Your task:
Return the material below in full and exactly.

Record excerpts:
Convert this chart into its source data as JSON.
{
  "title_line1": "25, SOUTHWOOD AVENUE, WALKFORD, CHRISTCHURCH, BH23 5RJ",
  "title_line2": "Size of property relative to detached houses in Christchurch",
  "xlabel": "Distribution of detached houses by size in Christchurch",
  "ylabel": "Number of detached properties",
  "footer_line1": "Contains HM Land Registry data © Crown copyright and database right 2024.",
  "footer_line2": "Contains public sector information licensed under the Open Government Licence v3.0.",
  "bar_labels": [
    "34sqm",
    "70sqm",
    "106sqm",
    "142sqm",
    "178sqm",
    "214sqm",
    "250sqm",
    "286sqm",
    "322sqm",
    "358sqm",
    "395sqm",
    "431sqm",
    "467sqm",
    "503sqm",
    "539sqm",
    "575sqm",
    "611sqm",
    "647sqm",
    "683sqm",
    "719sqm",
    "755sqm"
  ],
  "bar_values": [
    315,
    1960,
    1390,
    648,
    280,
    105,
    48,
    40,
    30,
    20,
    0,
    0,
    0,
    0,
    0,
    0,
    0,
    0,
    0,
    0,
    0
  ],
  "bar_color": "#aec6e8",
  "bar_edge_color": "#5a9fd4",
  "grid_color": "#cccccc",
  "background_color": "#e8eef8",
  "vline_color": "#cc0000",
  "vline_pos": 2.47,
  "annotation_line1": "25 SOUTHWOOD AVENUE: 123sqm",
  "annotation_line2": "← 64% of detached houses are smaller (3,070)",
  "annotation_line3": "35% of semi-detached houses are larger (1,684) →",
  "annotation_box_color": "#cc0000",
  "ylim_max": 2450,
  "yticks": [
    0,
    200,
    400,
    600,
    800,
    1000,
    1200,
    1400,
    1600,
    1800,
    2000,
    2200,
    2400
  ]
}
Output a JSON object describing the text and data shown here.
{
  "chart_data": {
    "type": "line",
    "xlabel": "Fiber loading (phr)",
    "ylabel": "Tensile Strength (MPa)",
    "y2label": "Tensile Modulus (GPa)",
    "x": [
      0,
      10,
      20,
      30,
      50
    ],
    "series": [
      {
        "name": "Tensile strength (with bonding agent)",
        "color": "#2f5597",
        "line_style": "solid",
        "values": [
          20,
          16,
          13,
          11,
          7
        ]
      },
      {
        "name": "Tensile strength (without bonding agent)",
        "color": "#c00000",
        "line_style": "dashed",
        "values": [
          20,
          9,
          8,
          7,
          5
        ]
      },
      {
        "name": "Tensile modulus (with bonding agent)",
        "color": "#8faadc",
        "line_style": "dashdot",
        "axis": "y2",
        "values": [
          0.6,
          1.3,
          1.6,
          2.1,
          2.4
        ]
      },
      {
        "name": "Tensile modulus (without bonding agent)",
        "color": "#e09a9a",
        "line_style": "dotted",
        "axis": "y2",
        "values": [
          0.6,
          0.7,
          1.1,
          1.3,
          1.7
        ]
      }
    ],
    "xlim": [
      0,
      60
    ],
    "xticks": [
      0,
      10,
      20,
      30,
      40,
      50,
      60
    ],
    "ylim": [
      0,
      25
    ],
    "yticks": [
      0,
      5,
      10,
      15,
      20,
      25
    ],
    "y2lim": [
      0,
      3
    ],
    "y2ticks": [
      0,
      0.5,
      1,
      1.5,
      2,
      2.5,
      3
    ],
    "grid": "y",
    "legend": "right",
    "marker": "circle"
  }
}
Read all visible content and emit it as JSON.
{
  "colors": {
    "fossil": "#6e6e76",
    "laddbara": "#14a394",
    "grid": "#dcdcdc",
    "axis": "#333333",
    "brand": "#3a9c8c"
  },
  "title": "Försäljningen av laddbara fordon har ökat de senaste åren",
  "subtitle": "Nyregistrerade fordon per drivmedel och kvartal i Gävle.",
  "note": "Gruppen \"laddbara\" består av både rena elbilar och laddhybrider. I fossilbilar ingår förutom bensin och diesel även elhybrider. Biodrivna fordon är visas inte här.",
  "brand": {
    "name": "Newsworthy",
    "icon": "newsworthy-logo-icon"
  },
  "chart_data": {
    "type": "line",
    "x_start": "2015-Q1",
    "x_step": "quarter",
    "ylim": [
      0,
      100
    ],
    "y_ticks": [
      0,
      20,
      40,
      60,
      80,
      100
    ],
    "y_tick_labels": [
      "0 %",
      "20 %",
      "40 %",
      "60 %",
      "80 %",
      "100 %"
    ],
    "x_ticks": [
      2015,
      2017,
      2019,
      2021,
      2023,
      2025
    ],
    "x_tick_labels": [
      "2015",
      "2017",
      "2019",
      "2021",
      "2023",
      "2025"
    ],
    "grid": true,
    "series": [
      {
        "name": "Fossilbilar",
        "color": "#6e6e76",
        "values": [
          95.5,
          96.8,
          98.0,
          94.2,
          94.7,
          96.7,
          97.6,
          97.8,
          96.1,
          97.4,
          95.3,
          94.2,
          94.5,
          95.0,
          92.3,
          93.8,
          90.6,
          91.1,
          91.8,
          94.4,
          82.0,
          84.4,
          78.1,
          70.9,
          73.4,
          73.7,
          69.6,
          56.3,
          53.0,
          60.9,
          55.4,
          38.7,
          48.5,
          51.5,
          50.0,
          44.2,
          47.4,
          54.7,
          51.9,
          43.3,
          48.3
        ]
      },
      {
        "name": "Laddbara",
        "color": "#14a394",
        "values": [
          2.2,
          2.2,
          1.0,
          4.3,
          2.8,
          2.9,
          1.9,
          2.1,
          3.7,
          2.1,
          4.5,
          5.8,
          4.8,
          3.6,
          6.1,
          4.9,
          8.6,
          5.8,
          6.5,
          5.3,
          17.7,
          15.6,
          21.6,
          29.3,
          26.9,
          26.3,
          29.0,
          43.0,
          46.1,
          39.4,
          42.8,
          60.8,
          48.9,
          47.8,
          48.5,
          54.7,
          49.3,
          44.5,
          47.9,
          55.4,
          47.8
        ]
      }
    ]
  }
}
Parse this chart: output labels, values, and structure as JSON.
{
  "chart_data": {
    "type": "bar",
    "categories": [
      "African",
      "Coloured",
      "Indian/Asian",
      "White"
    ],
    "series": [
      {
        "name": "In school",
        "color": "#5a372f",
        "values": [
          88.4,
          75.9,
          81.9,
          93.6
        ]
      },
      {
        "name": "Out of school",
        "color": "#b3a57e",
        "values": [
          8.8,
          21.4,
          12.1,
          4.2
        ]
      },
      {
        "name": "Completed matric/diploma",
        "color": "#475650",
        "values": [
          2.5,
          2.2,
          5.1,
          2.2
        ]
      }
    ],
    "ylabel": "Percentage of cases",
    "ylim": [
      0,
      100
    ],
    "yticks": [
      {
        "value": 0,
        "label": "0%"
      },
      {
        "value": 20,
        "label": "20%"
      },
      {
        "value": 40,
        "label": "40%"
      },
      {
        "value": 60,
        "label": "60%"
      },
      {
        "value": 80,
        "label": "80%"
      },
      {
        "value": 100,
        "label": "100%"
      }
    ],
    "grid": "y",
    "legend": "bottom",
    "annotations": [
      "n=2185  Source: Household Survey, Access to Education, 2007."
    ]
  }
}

Final result:
Convert this chart into its source data as JSON.
{
  "title_line1": "25, SOUTHWOOD AVENUE, WALKFORD, CHRISTCHURCH, BH23 5RJ",
  "title_line2": "Size of property relative to detached houses in Christchurch",
  "xlabel": "Distribution of detached houses by size in Christchurch",
  "ylabel": "Number of detached properties",
  "footer_line1": "Contains HM Land Registry data © Crown copyright and database right 2024.",
  "footer_line2": "Contains public sector information licensed under the Open Government Licence v3.0.",
  "bar_labels": [
    "34sqm",
    "70sqm",
    "106sqm",
    "142sqm",
    "178sqm",
    "214sqm",
    "250sqm",
    "286sqm",
    "322sqm",
    "358sqm",
    "395sqm",
    "431sqm",
    "467sqm",
    "503sqm",
    "539sqm",
    "575sqm",
    "611sqm",
    "647sqm",
    "683sqm",
    "719sqm",
    "755sqm"
  ],
  "bar_values": [
    315,
    1960,
    1390,
    648,
    280,
    105,
    48,
    40,
    30,
    20,
    0,
    0,
    0,
    0,
    0,
    0,
    0,
    0,
    0,
    0,
    0
  ],
  "bar_color": "#aec6e8",
  "bar_edge_color": "#5a9fd4",
  "grid_color": "#cccccc",
  "background_color": "#e8eef8",
  "vline_color": "#cc0000",
  "vline_pos": 2.47,
  "annotation_line1": "25 SOUTHWOOD AVENUE: 123sqm",
  "annotation_line2": "← 64% of detached houses are smaller (3,070)",
  "annotation_line3": "35% of semi-detached houses are larger (1,684) →",
  "annotation_box_color": "#cc0000",
  "ylim_max": 2450,
  "yticks": [
    0,
    200,
    400,
    600,
    800,
    1000,
    1200,
    1400,
    1600,
    1800,
    2000,
    2200,
    2400
  ]
}
Output a JSON object describing the text and data shown here.
{
  "chart_data": {
    "type": "line",
    "xlabel": "Fiber loading (phr)",
    "ylabel": "Tensile Strength (MPa)",
    "y2label": "Tensile Modulus (GPa)",
    "x": [
      0,
      10,
      20,
      30,
      50
    ],
    "series": [
      {
        "name": "Tensile strength (with bonding agent)",
        "color": "#2f5597",
        "line_style": "solid",
        "values": [
          20,
          16,
          13,
          11,
          7
        ]
      },
      {
        "name": "Tensile strength (without bonding agent)",
        "color": "#c00000",
        "line_style": "dashed",
        "values": [
          20,
          9,
          8,
          7,
          5
        ]
      },
      {
        "name": "Tensile modulus (with bonding agent)",
        "color": "#8faadc",
        "line_style": "dashdot",
        "axis": "y2",
        "values": [
          0.6,
          1.3,
          1.6,
          2.1,
          2.4
        ]
      },
      {
        "name": "Tensile modulus (without bonding agent)",
        "color": "#e09a9a",
        "line_style": "dotted",
        "axis": "y2",
        "values": [
          0.6,
          0.7,
          1.1,
          1.3,
          1.7
        ]
      }
    ],
    "xlim": [
      0,
      60
    ],
    "xticks": [
      0,
      10,
      20,
      30,
      40,
      50,
      60
    ],
    "ylim": [
      0,
      25
    ],
    "yticks": [
      0,
      5,
      10,
      15,
      20,
      25
    ],
    "y2lim": [
      0,
      3
    ],
    "y2ticks": [
      0,
      0.5,
      1,
      1.5,
      2,
      2.5,
      3
    ],
    "grid": "y",
    "legend": "right",
    "marker": "circle"
  }
}
Read all visible content and emit it as JSON.
{
  "colors": {
    "fossil": "#6e6e76",
    "laddbara": "#14a394",
    "grid": "#dcdcdc",
    "axis": "#333333",
    "brand": "#3a9c8c"
  },
  "title": "Försäljningen av laddbara fordon har ökat de senaste åren",
  "subtitle": "Nyregistrerade fordon per drivmedel och kvartal i Gävle.",
  "note": "Gruppen \"laddbara\" består av både rena elbilar och laddhybrider. I fossilbilar ingår förutom bensin och diesel även elhybrider. Biodrivna fordon är visas inte här.",
  "brand": {
    "name": "Newsworthy",
    "icon": "newsworthy-logo-icon"
  },
  "chart_data": {
    "type": "line",
    "x_start": "2015-Q1",
    "x_step": "quarter",
    "ylim": [
      0,
      100
    ],
    "y_ticks": [
      0,
      20,
      40,
      60,
      80,
      100
    ],
    "y_tick_labels": [
      "0 %",
      "20 %",
      "40 %",
      "60 %",
      "80 %",
      "100 %"
    ],
    "x_ticks": [
      2015,
      2017,
      2019,
      2021,
      2023,
      2025
    ],
    "x_tick_labels": [
      "2015",
      "2017",
      "2019",
      "2021",
      "2023",
      "2025"
    ],
    "grid": true,
    "series": [
      {
        "name": "Fossilbilar",
        "color": "#6e6e76",
        "values": [
          95.5,
          96.8,
          98.0,
          94.2,
          94.7,
          96.7,
          97.6,
          97.8,
          96.1,
          97.4,
          95.3,
          94.2,
          94.5,
          95.0,
          92.3,
          93.8,
          90.6,
          91.1,
          91.8,
          94.4,
          82.0,
          84.4,
          78.1,
          70.9,
          73.4,
          73.7,
          69.6,
          56.3,
          53.0,
          60.9,
          55.4,
          38.7,
          48.5,
          51.5,
          50.0,
          44.2,
          47.4,
          54.7,
          51.9,
          43.3,
          48.3
        ]
      },
      {
        "name": "Laddbara",
        "color": "#14a394",
        "values": [
          2.2,
          2.2,
          1.0,
          4.3,
          2.8,
          2.9,
          1.9,
          2.1,
          3.7,
          2.1,
          4.5,
          5.8,
          4.8,
          3.6,
          6.1,
          4.9,
          8.6,
          5.8,
          6.5,
          5.3,
          17.7,
          15.6,
          21.6,
          29.3,
          26.9,
          26.3,
          29.0,
          43.0,
          46.1,
          39.4,
          42.8,
          60.8,
          48.9,
          47.8,
          48.5,
          54.7,
          49.3,
          44.5,
          47.9,
          55.4,
          47.8
        ]
      }
    ]
  }
}
Parse this chart: output labels, values, and structure as JSON.
{
  "chart_data": {
    "type": "bar",
    "categories": [
      "African",
      "Coloured",
      "Indian/Asian",
      "White"
    ],
    "series": [
      {
        "name": "In school",
        "color": "#5a372f",
        "values": [
          88.4,
          75.9,
          81.9,
          93.6
        ]
      },
      {
        "name": "Out of school",
        "color": "#b3a57e",
        "values": [
          8.8,
          21.4,
          12.1,
          4.2
        ]
      },
      {
        "name": "Completed matric/diploma",
        "color": "#475650",
        "values": [
          2.5,
          2.2,
          5.1,
          2.2
        ]
      }
    ],
    "ylabel": "Percentage of cases",
    "ylim": [
      0,
      100
    ],
    "yticks": [
      {
        "value": 0,
        "label": "0%"
      },
      {
        "value": 20,
        "label": "20%"
      },
      {
        "value": 40,
        "label": "40%"
      },
      {
        "value": 60,
        "label": "60%"
      },
      {
        "value": 80,
        "label": "80%"
      },
      {
        "value": 100,
        "label": "100%"
      }
    ],
    "grid": "y",
    "legend": "bottom",
    "annotations": [
      "n=2185  Source: Household Survey, Access to Education, 2007."
    ]
  }
}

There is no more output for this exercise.